* _Work required_: Can you retype every line of the listing below exactly, leaving the pictures out?

* _Data records_:
━━━━━━━━━━

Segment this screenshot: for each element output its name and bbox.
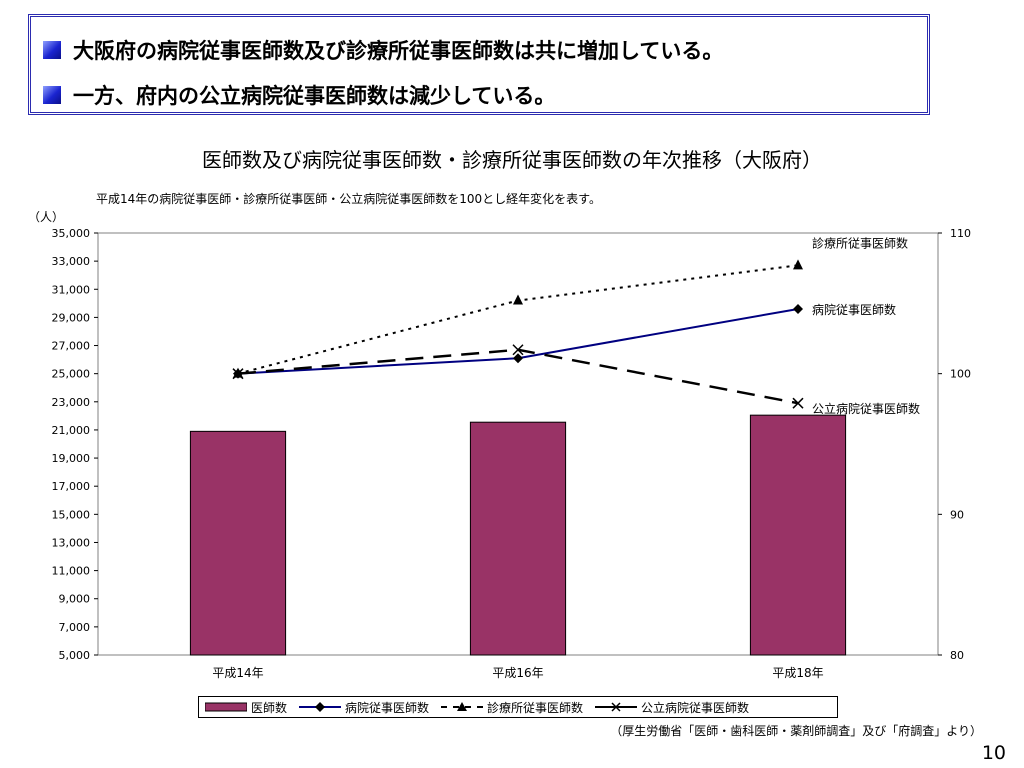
diamond-marker bbox=[513, 353, 523, 364]
legend-item-doctors: 医師数 bbox=[205, 699, 287, 716]
legend-bar-swatch bbox=[205, 702, 247, 712]
left-axis-tick-label: 5,000 bbox=[59, 649, 91, 662]
series-annotation: 病院従事医師数 bbox=[812, 302, 896, 317]
right-axis-tick-label: 110 bbox=[950, 227, 971, 240]
left-axis-tick-label: 21,000 bbox=[52, 424, 91, 437]
bullet-square-icon bbox=[43, 86, 61, 104]
legend-label: 病院従事医師数 bbox=[345, 700, 430, 715]
legend-x-line-swatch bbox=[595, 702, 638, 712]
right-axis-tick-label: 90 bbox=[950, 508, 964, 521]
left-axis-tick-label: 27,000 bbox=[52, 340, 91, 353]
bar-doctors bbox=[469, 421, 567, 656]
left-axis-tick-label: 25,000 bbox=[52, 368, 91, 381]
legend-triangle-line-swatch bbox=[441, 702, 484, 711]
x-marker bbox=[232, 368, 244, 380]
summary-box: 大阪府の病院従事医師数及び診療所従事医師数は共に増加している。 一方、府内の公立… bbox=[28, 14, 930, 115]
summary-line-1: 大阪府の病院従事医師数及び診療所従事医師数は共に増加している。 bbox=[43, 35, 723, 65]
left-axis-tick-label: 9,000 bbox=[59, 593, 91, 606]
summary-line-2: 一方、府内の公立病院従事医師数は減少している。 bbox=[43, 80, 555, 110]
legend-diamond-line-swatch bbox=[299, 702, 342, 712]
legend-item-clinic: 診療所従事医師数 bbox=[441, 699, 583, 716]
page-number: 10 bbox=[981, 742, 1006, 764]
x-axis-tick-label: 平成14年 bbox=[212, 666, 263, 680]
x-marker bbox=[512, 344, 524, 356]
left-axis-tick-label: 23,000 bbox=[52, 396, 91, 409]
left-axis-tick-label: 17,000 bbox=[52, 480, 91, 493]
legend-item-public: 公立病院従事医師数 bbox=[595, 699, 749, 716]
x-marker bbox=[792, 397, 804, 409]
legend-label: 公立病院従事医師数 bbox=[641, 700, 750, 715]
source-note: （厚生労働省「医師・歯科医師・薬剤師調査」及び「府調査」より） bbox=[610, 724, 982, 738]
left-axis-tick-label: 19,000 bbox=[52, 452, 91, 465]
bullet-square-icon bbox=[43, 41, 61, 59]
left-axis-tick-label: 33,000 bbox=[52, 255, 91, 268]
chart-title: 医師数及び病院従事医師数・診療所従事医師数の年次推移（大阪府） bbox=[202, 148, 822, 172]
left-axis-tick-label: 15,000 bbox=[52, 508, 91, 521]
chart-subtitle: 平成14年の病院従事医師・診療所従事医師・公立病院従事医師数を100とし経年変化… bbox=[96, 192, 601, 206]
left-axis-tick-label: 7,000 bbox=[59, 621, 91, 634]
right-axis-tick-label: 80 bbox=[950, 649, 964, 662]
diamond-marker bbox=[793, 303, 803, 314]
triangle-marker bbox=[793, 259, 803, 270]
left-axis-tick-label: 35,000 bbox=[52, 227, 91, 240]
chart-legend: 医師数 病院従事医師数 診療所従事医師数 公立病院従事医師数 bbox=[198, 696, 838, 718]
left-axis-tick-label: 11,000 bbox=[52, 565, 91, 578]
left-axis-tick-label: 29,000 bbox=[52, 311, 91, 324]
bar-doctors bbox=[189, 430, 287, 656]
right-axis-tick-label: 100 bbox=[950, 368, 971, 381]
summary-text-1: 大阪府の病院従事医師数及び診療所従事医師数は共に増加している。 bbox=[73, 39, 724, 63]
series-annotation: 公立病院従事医師数 bbox=[812, 401, 920, 416]
legend-label: 医師数 bbox=[251, 700, 288, 715]
x-axis-tick-label: 平成16年 bbox=[492, 666, 543, 680]
series-line-diamond bbox=[237, 307, 799, 375]
legend-item-hospital: 病院従事医師数 bbox=[299, 699, 429, 716]
x-axis-tick-label: 平成18年 bbox=[772, 666, 823, 680]
left-axis-unit: （人） bbox=[28, 210, 65, 224]
left-axis-tick-label: 13,000 bbox=[52, 536, 91, 549]
triangle-marker bbox=[513, 294, 523, 305]
series-annotation: 診療所従事医師数 bbox=[812, 235, 908, 250]
summary-text-2: 一方、府内の公立病院従事医師数は減少している。 bbox=[73, 84, 556, 108]
legend-label: 診療所従事医師数 bbox=[487, 700, 584, 715]
left-axis-tick-label: 31,000 bbox=[52, 283, 91, 296]
bar-doctors bbox=[749, 414, 847, 656]
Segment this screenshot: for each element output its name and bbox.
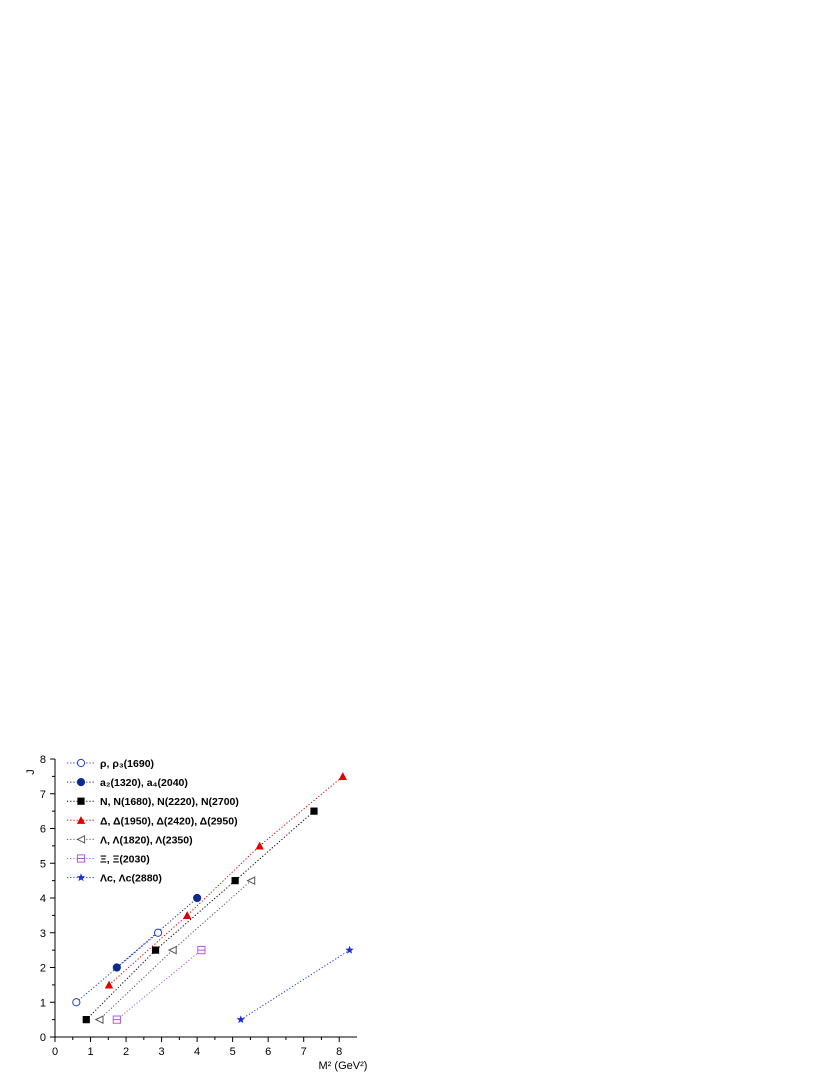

━━━━━━━━━━

* _Task response_:
Segment this screenshot: for each element output its name and bbox.
diamond-marker bbox=[513, 353, 523, 364]
legend-item-doctors: 医師数 bbox=[205, 699, 287, 716]
legend-bar-swatch bbox=[205, 702, 247, 712]
left-axis-tick-label: 5,000 bbox=[59, 649, 91, 662]
series-annotation: 病院従事医師数 bbox=[812, 302, 896, 317]
right-axis-tick-label: 110 bbox=[950, 227, 971, 240]
left-axis-tick-label: 21,000 bbox=[52, 424, 91, 437]
bullet-square-icon bbox=[43, 86, 61, 104]
legend-label: 病院従事医師数 bbox=[345, 700, 430, 715]
legend-x-line-swatch bbox=[595, 702, 638, 712]
right-axis-tick-label: 90 bbox=[950, 508, 964, 521]
left-axis-tick-label: 27,000 bbox=[52, 340, 91, 353]
bar-doctors bbox=[469, 421, 567, 656]
left-axis-tick-label: 25,000 bbox=[52, 368, 91, 381]
legend-triangle-line-swatch bbox=[441, 702, 484, 711]
x-marker bbox=[232, 368, 244, 380]
summary-box: 大阪府の病院従事医師数及び診療所従事医師数は共に増加している。 一方、府内の公立… bbox=[28, 14, 930, 115]
summary-line-1: 大阪府の病院従事医師数及び診療所従事医師数は共に増加している。 bbox=[43, 35, 723, 65]
left-axis-tick-label: 9,000 bbox=[59, 593, 91, 606]
summary-line-2: 一方、府内の公立病院従事医師数は減少している。 bbox=[43, 80, 555, 110]
legend-diamond-line-swatch bbox=[299, 702, 342, 712]
legend-item-clinic: 診療所従事医師数 bbox=[441, 699, 583, 716]
page-number: 10 bbox=[981, 742, 1006, 764]
x-axis-tick-label: 平成14年 bbox=[212, 666, 263, 680]
x-marker bbox=[512, 344, 524, 356]
left-axis-tick-label: 23,000 bbox=[52, 396, 91, 409]
left-axis-tick-label: 17,000 bbox=[52, 480, 91, 493]
legend-item-public: 公立病院従事医師数 bbox=[595, 699, 749, 716]
x-marker bbox=[792, 397, 804, 409]
legend-label: 公立病院従事医師数 bbox=[641, 700, 750, 715]
source-note: （厚生労働省「医師・歯科医師・薬剤師調査」及び「府調査」より） bbox=[610, 724, 982, 738]
left-axis-tick-label: 19,000 bbox=[52, 452, 91, 465]
bullet-square-icon bbox=[43, 41, 61, 59]
left-axis-tick-label: 33,000 bbox=[52, 255, 91, 268]
chart-title: 医師数及び病院従事医師数・診療所従事医師数の年次推移（大阪府） bbox=[202, 148, 822, 172]
left-axis-tick-label: 15,000 bbox=[52, 508, 91, 521]
chart-subtitle: 平成14年の病院従事医師・診療所従事医師・公立病院従事医師数を100とし経年変化… bbox=[96, 192, 601, 206]
left-axis-tick-label: 7,000 bbox=[59, 621, 91, 634]
right-axis-tick-label: 80 bbox=[950, 649, 964, 662]
diamond-marker bbox=[793, 303, 803, 314]
triangle-marker bbox=[793, 259, 803, 270]
left-axis-tick-label: 35,000 bbox=[52, 227, 91, 240]
chart-legend: 医師数 病院従事医師数 診療所従事医師数 公立病院従事医師数 bbox=[198, 696, 838, 718]
left-axis-tick-label: 11,000 bbox=[52, 565, 91, 578]
left-axis-tick-label: 29,000 bbox=[52, 311, 91, 324]
bar-doctors bbox=[189, 430, 287, 656]
right-axis-tick-label: 100 bbox=[950, 368, 971, 381]
summary-text-1: 大阪府の病院従事医師数及び診療所従事医師数は共に増加している。 bbox=[73, 39, 724, 63]
series-annotation: 公立病院従事医師数 bbox=[812, 401, 920, 416]
legend-label: 医師数 bbox=[251, 700, 288, 715]
x-axis-tick-label: 平成16年 bbox=[492, 666, 543, 680]
series-line-diamond bbox=[237, 307, 799, 375]
legend-item-hospital: 病院従事医師数 bbox=[299, 699, 429, 716]
x-axis-tick-label: 平成18年 bbox=[772, 666, 823, 680]
left-axis-unit: （人） bbox=[28, 210, 65, 224]
left-axis-tick-label: 13,000 bbox=[52, 536, 91, 549]
triangle-marker bbox=[513, 294, 523, 305]
series-annotation: 診療所従事医師数 bbox=[812, 235, 908, 250]
summary-text-2: 一方、府内の公立病院従事医師数は減少している。 bbox=[73, 84, 556, 108]
legend-label: 診療所従事医師数 bbox=[487, 700, 584, 715]
left-axis-tick-label: 31,000 bbox=[52, 283, 91, 296]
bar-doctors bbox=[749, 414, 847, 656]
Segment this screenshot: for each element output its name and bbox.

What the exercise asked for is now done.